◆ **Stated exercise**
Quote all of the data that follows exactly as written, skipping the images.

◆ **Information given**
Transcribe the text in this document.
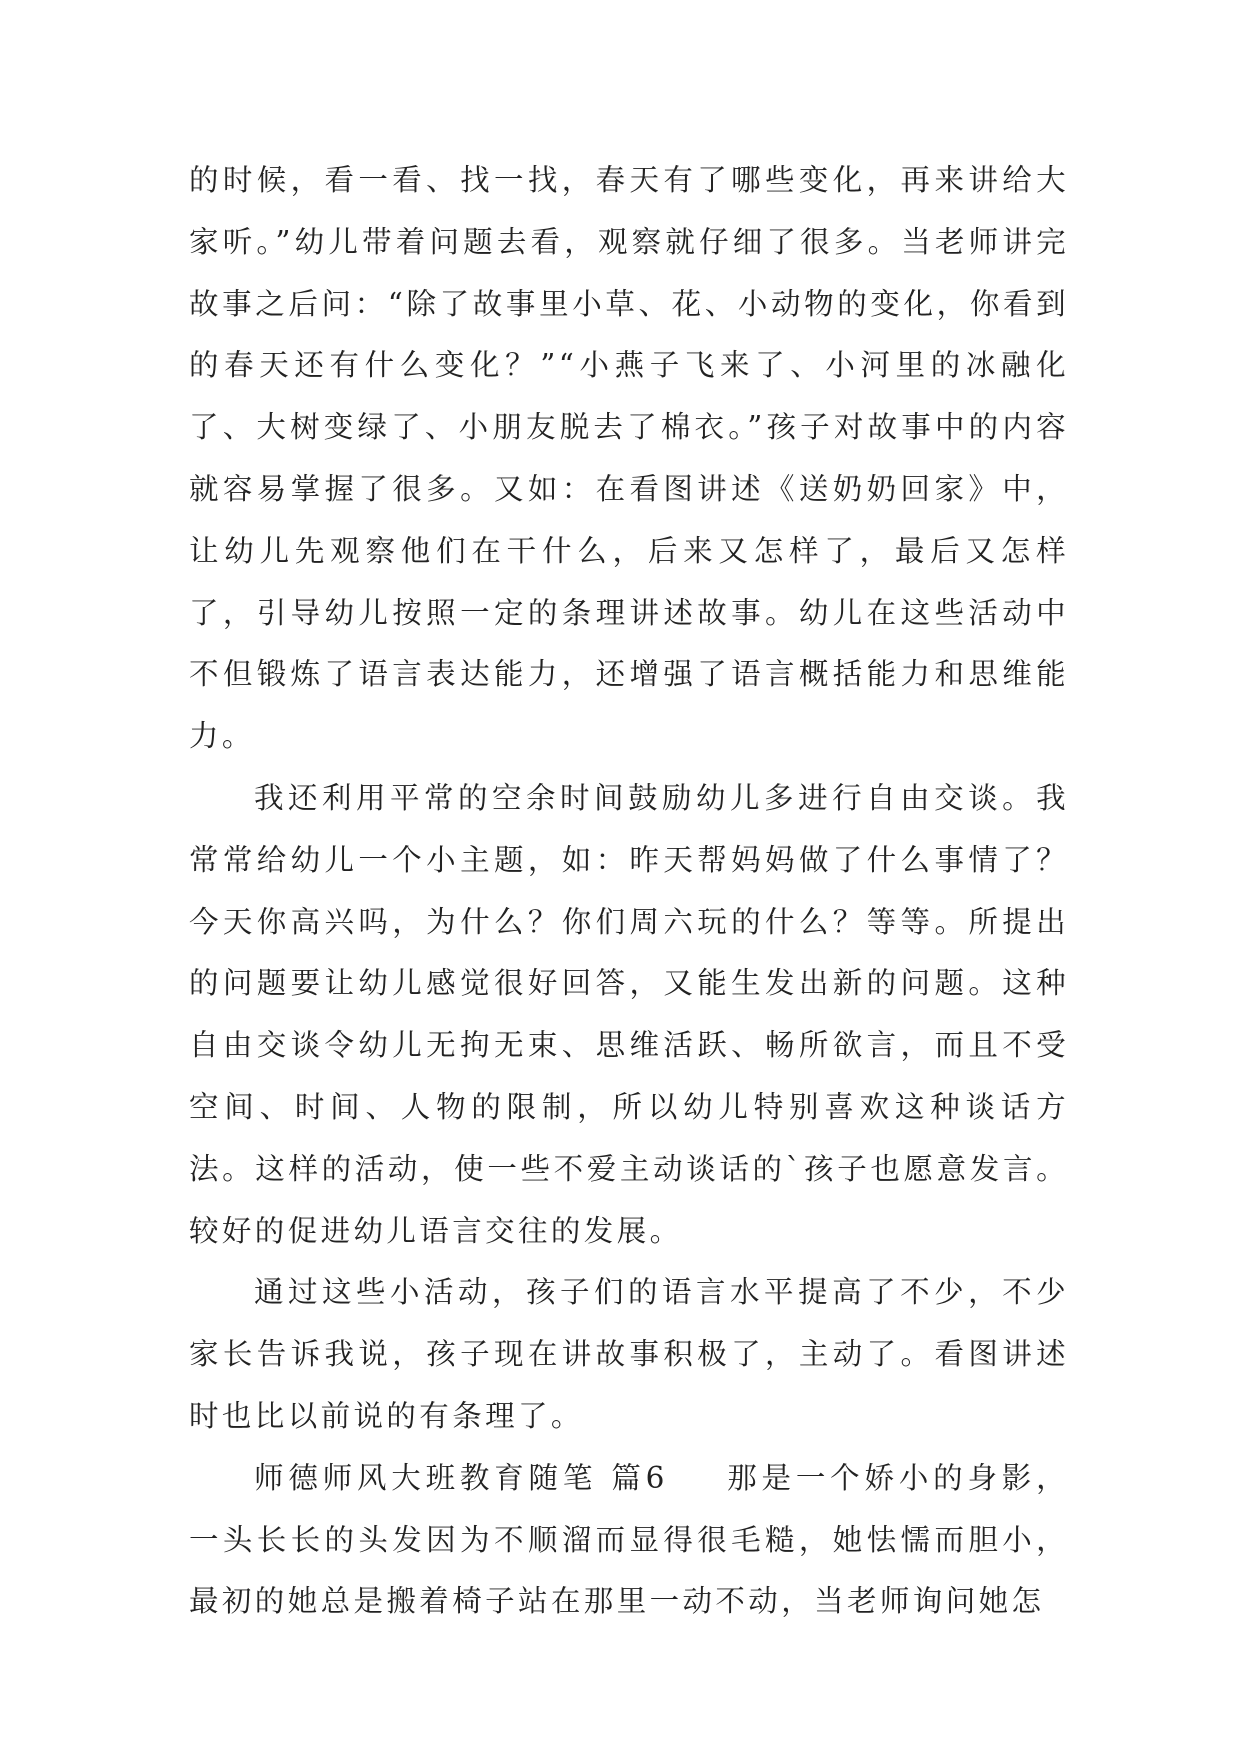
的时候，看一看、找一找，春天有了哪些变化，再来讲给大家听。”幼儿带着问题去看，观察就仔细了很多。当老师讲完故事之后问：“除了故事里小草、花、小动物的变化，你看到的春天还有什么变化？”“小燕子飞来了、小河里的冰融化了、大树变绿了、小朋友脱去了棉衣。”孩子对故事中的内容就容易掌握了很多。又如：在看图讲述《送奶奶回家》中，让幼儿先观察他们在干什么，后来又怎样了，最后又怎样了，引导幼儿按照一定的条理讲述故事。幼儿在这些活动中不但锻炼了语言表达能力，还增强了语言概括能力和思维能力。

我还利用平常的空余时间鼓励幼儿多进行自由交谈。我常常给幼儿一个小主题，如：昨天帮妈妈做了什么事情了？今天你高兴吗，为什么？你们周六玩的什么？等等。所提出的问题要让幼儿感觉很好回答，又能生发出新的问题。这种自由交谈令幼儿无拘无束、思维活跃、畅所欲言，而且不受空间、时间、人物的限制，所以幼儿特别喜欢这种谈话方法。这样的活动，使一些不爱主动谈话的`孩子也愿意发言。较好的促进幼儿语言交往的发展。

通过这些小活动，孩子们的语言水平提高了不少，不少家长告诉我说，孩子现在讲故事积极了，主动了。看图讲述时也比以前说的有条理了。

师德师风大班教育随笔 篇6 那是一个娇小的身影，一头长长的头发因为不顺溜而显得很毛糙，她怯懦而胆小，最初的她总是搬着椅子站在那里一动不动，当老师询问她怎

◆ **Answer to the problem**
Transcribe the text in this document.
的时候，看一看、找一找，春天有了哪些变化，再来讲给大家听。”幼儿带着问题去看，观察就仔细了很多。当老师讲完故事之后问：“除了故事里小草、花、小动物的变化，你看到的春天还有什么变化？”“小燕子飞来了、小河里的冰融化了、大树变绿了、小朋友脱去了棉衣。”孩子对故事中的内容就容易掌握了很多。又如：在看图讲述《送奶奶回家》中，让幼儿先观察他们在干什么，后来又怎样了，最后又怎样了，引导幼儿按照一定的条理讲述故事。幼儿在这些活动中不但锻炼了语言表达能力，还增强了语言概括能力和思维能力。

我还利用平常的空余时间鼓励幼儿多进行自由交谈。我常常给幼儿一个小主题，如：昨天帮妈妈做了什么事情了？今天你高兴吗，为什么？你们周六玩的什么？等等。所提出的问题要让幼儿感觉很好回答，又能生发出新的问题。这种自由交谈令幼儿无拘无束、思维活跃、畅所欲言，而且不受空间、时间、人物的限制，所以幼儿特别喜欢这种谈话方法。这样的活动，使一些不爱主动谈话的`孩子也愿意发言。较好的促进幼儿语言交往的发展。

通过这些小活动，孩子们的语言水平提高了不少，不少家长告诉我说，孩子现在讲故事积极了，主动了。看图讲述时也比以前说的有条理了。

师德师风大班教育随笔 篇6 那是一个娇小的身影，一头长长的头发因为不顺溜而显得很毛糙，她怯懦而胆小，最初的她总是搬着椅子站在那里一动不动，当老师询问她怎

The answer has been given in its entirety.